### [Task objective]
Rewrite the listing as a numbered list, skipping any blank lines, from its first line through the line that contains "- area-pumped-hydro-discharger: [136, 686, 1693, 1258]", with that line included.
[Extracted material start]
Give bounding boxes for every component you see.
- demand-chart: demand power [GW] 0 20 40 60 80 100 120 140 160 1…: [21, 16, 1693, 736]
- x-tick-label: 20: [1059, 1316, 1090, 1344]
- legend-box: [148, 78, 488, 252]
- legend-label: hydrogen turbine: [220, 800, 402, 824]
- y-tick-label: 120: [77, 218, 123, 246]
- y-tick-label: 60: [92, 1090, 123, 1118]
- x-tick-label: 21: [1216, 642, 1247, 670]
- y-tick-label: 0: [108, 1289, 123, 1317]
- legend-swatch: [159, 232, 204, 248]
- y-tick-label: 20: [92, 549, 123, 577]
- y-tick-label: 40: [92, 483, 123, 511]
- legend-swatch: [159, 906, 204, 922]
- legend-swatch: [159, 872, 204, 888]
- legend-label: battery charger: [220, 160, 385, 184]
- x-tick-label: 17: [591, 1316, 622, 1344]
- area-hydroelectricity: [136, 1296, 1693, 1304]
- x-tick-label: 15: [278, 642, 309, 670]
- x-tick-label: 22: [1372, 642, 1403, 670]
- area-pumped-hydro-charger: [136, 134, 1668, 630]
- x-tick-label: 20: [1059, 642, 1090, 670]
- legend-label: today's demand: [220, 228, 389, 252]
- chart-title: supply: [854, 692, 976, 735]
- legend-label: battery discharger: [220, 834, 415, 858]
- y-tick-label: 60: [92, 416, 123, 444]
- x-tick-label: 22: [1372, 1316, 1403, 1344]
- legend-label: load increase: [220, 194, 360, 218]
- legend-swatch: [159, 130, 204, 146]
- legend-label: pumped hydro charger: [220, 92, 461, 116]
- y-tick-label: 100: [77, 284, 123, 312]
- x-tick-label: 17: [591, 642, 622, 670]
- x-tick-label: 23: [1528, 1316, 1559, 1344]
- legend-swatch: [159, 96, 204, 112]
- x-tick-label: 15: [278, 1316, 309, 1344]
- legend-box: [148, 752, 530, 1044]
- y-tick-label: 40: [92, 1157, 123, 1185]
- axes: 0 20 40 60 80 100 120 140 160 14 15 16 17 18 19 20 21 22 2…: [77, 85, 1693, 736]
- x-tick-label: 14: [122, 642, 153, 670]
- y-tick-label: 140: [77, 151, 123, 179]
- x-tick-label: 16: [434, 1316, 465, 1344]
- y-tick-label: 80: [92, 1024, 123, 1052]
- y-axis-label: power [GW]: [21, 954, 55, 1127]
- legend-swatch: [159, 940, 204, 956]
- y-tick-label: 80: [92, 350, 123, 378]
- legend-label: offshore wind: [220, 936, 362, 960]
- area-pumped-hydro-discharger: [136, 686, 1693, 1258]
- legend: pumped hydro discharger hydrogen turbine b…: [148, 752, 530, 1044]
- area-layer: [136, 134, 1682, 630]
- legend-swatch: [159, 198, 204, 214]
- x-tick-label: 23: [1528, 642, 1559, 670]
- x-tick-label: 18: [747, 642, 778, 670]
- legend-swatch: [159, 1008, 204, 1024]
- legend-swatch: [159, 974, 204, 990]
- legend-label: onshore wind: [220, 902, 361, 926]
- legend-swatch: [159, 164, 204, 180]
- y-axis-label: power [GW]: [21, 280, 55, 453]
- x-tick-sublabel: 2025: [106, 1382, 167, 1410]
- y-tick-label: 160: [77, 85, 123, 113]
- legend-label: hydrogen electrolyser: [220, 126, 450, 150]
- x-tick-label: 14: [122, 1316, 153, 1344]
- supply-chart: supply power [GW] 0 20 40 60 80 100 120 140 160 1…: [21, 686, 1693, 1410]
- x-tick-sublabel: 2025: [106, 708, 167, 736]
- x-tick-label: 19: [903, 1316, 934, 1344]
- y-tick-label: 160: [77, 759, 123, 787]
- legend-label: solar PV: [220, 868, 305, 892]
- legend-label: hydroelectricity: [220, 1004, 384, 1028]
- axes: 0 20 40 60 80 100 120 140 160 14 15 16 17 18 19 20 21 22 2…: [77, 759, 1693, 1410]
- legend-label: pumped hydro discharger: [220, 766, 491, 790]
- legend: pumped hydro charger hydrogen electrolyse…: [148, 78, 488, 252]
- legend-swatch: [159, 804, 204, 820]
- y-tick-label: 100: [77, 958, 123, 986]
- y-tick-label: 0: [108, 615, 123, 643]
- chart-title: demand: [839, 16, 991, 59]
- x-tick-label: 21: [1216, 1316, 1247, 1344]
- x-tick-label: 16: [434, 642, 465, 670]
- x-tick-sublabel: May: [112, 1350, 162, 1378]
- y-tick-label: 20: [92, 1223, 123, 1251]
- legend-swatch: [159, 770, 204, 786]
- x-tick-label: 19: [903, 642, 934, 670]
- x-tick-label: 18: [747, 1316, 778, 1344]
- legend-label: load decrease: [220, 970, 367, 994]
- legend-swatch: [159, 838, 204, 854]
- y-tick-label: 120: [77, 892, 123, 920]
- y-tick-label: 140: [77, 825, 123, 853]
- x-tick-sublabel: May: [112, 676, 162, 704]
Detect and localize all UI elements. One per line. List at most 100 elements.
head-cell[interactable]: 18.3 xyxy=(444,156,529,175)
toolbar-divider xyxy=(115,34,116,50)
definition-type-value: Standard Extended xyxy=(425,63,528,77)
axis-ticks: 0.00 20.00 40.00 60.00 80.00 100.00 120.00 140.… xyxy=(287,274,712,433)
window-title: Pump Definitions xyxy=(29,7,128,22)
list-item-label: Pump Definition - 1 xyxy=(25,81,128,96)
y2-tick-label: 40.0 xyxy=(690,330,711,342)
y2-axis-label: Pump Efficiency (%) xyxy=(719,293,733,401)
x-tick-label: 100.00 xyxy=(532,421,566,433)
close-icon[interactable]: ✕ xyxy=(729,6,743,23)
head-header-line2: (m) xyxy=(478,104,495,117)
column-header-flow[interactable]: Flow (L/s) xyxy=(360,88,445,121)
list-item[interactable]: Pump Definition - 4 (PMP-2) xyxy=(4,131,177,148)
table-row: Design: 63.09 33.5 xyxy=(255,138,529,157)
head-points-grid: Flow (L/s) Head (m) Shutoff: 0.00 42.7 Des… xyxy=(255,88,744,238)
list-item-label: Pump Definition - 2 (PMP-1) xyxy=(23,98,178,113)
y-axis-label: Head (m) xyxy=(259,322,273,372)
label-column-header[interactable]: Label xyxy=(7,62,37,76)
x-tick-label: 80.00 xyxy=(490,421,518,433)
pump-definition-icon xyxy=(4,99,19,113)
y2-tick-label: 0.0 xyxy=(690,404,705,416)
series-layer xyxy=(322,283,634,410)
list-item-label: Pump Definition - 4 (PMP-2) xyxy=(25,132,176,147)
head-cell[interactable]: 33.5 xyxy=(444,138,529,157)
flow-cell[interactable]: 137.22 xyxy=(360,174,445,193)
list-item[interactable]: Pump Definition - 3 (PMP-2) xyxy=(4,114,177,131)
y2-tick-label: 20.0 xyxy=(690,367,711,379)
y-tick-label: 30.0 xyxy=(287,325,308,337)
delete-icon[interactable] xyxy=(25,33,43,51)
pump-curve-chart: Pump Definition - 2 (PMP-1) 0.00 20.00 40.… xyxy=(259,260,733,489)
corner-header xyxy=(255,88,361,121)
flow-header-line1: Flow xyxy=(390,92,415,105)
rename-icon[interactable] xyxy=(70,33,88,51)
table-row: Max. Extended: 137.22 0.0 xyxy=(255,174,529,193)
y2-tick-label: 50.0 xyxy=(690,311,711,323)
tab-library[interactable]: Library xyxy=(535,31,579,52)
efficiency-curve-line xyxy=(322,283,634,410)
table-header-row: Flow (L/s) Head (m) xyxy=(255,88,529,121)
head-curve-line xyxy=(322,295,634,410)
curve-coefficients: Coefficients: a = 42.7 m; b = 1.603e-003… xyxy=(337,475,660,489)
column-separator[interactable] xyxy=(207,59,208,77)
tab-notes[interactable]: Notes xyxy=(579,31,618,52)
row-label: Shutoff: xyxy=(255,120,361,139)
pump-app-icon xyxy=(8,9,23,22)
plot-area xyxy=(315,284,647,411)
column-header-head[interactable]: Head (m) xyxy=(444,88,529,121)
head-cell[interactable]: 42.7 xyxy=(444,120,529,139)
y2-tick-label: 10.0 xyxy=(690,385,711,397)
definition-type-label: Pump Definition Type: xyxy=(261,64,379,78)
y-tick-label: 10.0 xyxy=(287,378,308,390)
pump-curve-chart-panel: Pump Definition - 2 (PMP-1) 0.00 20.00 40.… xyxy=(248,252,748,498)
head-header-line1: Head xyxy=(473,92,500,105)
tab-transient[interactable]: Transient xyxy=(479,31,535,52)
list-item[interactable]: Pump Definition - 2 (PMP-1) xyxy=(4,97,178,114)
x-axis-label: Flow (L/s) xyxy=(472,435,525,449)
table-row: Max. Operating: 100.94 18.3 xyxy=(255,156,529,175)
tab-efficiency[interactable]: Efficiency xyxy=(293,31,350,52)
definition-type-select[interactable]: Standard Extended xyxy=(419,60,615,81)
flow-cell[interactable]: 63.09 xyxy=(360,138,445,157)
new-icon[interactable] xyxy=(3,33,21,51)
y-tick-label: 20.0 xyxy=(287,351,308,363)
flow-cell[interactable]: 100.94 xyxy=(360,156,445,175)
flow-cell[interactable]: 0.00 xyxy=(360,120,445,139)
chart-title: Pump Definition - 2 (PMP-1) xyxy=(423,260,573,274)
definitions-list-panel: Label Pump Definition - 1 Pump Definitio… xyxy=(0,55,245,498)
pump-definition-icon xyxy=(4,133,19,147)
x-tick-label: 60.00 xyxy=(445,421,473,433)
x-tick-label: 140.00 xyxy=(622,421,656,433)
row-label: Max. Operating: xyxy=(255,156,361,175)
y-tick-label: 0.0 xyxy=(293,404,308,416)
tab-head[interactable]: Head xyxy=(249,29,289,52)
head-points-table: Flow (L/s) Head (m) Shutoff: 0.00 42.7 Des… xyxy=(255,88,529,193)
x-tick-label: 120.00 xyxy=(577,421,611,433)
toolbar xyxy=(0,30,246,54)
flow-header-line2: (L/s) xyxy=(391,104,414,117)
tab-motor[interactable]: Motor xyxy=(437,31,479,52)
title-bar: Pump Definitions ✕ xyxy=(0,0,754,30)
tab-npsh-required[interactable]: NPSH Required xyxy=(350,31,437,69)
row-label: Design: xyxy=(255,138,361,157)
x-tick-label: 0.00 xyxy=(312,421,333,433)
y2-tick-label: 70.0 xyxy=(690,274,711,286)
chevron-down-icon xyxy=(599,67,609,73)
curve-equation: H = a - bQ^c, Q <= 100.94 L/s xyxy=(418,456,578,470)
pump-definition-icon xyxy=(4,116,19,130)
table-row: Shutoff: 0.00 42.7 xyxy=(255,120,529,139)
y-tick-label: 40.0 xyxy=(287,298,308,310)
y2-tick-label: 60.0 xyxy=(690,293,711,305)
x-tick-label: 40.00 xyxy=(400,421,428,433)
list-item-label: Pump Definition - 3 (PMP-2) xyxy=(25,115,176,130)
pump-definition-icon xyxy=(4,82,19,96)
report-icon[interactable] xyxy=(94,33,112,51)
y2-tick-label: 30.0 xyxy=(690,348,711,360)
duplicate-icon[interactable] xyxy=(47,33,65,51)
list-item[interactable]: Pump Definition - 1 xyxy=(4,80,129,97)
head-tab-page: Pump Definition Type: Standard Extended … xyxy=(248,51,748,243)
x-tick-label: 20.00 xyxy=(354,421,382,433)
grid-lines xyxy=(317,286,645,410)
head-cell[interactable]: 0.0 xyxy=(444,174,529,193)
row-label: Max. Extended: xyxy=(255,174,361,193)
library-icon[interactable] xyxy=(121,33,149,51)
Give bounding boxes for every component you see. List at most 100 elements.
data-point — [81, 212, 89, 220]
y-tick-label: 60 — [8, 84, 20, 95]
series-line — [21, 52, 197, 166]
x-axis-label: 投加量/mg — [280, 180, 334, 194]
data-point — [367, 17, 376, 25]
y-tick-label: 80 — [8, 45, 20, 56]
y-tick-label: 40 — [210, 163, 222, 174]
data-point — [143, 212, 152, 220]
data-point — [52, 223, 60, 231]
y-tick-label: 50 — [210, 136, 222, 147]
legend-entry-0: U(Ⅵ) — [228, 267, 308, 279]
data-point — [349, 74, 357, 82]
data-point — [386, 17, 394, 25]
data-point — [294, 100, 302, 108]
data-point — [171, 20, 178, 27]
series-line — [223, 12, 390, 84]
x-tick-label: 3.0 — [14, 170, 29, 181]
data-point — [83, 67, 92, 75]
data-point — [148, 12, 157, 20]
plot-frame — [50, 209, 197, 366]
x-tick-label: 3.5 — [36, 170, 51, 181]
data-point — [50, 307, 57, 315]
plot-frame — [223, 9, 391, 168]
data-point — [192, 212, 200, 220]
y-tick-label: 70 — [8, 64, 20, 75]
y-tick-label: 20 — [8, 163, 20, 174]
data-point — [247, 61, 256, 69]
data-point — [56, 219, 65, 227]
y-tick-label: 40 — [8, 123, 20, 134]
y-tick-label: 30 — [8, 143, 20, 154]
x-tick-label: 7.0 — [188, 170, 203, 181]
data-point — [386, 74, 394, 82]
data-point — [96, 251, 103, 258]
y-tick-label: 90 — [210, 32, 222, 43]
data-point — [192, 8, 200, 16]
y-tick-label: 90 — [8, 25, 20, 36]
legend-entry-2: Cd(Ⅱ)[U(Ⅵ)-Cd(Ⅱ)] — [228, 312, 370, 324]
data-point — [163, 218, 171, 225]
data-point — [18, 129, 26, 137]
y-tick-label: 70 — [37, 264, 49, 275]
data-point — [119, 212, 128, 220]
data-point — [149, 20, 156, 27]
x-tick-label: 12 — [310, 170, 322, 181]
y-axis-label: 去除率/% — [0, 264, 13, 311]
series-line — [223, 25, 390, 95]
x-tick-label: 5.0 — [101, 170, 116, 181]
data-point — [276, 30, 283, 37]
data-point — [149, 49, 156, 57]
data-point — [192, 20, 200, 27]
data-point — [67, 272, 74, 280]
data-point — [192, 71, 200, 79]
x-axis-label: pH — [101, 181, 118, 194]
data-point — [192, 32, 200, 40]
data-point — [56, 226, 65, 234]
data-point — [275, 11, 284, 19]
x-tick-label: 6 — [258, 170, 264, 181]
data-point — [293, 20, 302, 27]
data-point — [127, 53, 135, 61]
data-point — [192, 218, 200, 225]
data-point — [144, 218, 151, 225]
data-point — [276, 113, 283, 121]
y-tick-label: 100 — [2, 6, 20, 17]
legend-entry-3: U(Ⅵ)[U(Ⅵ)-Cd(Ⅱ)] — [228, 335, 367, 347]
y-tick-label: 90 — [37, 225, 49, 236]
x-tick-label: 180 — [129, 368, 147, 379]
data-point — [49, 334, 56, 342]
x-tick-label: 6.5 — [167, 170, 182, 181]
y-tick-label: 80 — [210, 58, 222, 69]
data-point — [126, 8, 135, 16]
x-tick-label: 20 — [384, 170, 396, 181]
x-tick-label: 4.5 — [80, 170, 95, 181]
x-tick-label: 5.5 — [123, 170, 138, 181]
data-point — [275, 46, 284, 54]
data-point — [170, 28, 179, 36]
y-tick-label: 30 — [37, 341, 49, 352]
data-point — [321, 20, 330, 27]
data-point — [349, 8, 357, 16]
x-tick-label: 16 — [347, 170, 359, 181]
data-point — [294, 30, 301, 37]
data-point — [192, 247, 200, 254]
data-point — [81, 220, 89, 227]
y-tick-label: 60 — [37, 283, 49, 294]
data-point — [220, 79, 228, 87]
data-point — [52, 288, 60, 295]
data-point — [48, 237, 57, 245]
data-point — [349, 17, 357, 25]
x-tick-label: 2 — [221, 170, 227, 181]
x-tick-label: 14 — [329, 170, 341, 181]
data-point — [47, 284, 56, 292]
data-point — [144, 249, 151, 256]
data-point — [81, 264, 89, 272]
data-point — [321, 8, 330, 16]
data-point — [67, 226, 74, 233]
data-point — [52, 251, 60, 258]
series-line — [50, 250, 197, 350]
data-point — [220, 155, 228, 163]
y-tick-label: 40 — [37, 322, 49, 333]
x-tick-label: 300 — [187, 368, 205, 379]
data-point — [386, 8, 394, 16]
[Extracted material end]
### [The output]
1. Give bounding boxes for every component you see.
2. - demand-chart: demand power [GW] 0 20 40 60 80 100 120 140 160 1…: [21, 16, 1693, 736]
3. - x-tick-label: 20: [1059, 1316, 1090, 1344]
4. - legend-box: [148, 78, 488, 252]
5. - legend-label: hydrogen turbine: [220, 800, 402, 824]
6. - y-tick-label: 120: [77, 218, 123, 246]
7. - y-tick-label: 60: [92, 1090, 123, 1118]
8. - x-tick-label: 21: [1216, 642, 1247, 670]
9. - y-tick-label: 0: [108, 1289, 123, 1317]
10. - legend-swatch: [159, 232, 204, 248]
11. - y-tick-label: 20: [92, 549, 123, 577]
12. - y-tick-label: 40: [92, 483, 123, 511]
13. - legend-swatch: [159, 906, 204, 922]
14. - legend-swatch: [159, 872, 204, 888]
15. - legend-label: battery charger: [220, 160, 385, 184]
16. - x-tick-label: 17: [591, 1316, 622, 1344]
17. - area-hydroelectricity: [136, 1296, 1693, 1304]
18. - x-tick-label: 15: [278, 642, 309, 670]
19. - x-tick-label: 22: [1372, 642, 1403, 670]
20. - area-pumped-hydro-charger: [136, 134, 1668, 630]
21. - x-tick-label: 20: [1059, 642, 1090, 670]
22. - legend-label: today's demand: [220, 228, 389, 252]
23. - chart-title: supply: [854, 692, 976, 735]
24. - legend-label: battery discharger: [220, 834, 415, 858]
25. - y-tick-label: 60: [92, 416, 123, 444]
26. - x-tick-label: 22: [1372, 1316, 1403, 1344]
27. - legend-label: load increase: [220, 194, 360, 218]
28. - legend-swatch: [159, 130, 204, 146]
29. - legend-label: pumped hydro charger: [220, 92, 461, 116]
30. - y-tick-label: 100: [77, 284, 123, 312]
31. - x-tick-label: 17: [591, 642, 622, 670]
32. - x-tick-label: 23: [1528, 1316, 1559, 1344]
33. - legend-swatch: [159, 96, 204, 112]
34. - x-tick-label: 15: [278, 1316, 309, 1344]
35. - legend-box: [148, 752, 530, 1044]
36. - y-tick-label: 40: [92, 1157, 123, 1185]
37. - axes: 0 20 40 60 80 100 120 140 160 14 15 16 17 18 19 20 21 22 2…: [77, 85, 1693, 736]
38. - x-tick-label: 14: [122, 642, 153, 670]
39. - y-tick-label: 140: [77, 151, 123, 179]
40. - x-tick-label: 16: [434, 1316, 465, 1344]
41. - y-tick-label: 80: [92, 1024, 123, 1052]
42. - y-axis-label: power [GW]: [21, 954, 55, 1127]
43. - legend-swatch: [159, 940, 204, 956]
44. - y-tick-label: 80: [92, 350, 123, 378]
45. - legend-label: offshore wind: [220, 936, 362, 960]
46. - area-pumped-hydro-discharger: [136, 686, 1693, 1258]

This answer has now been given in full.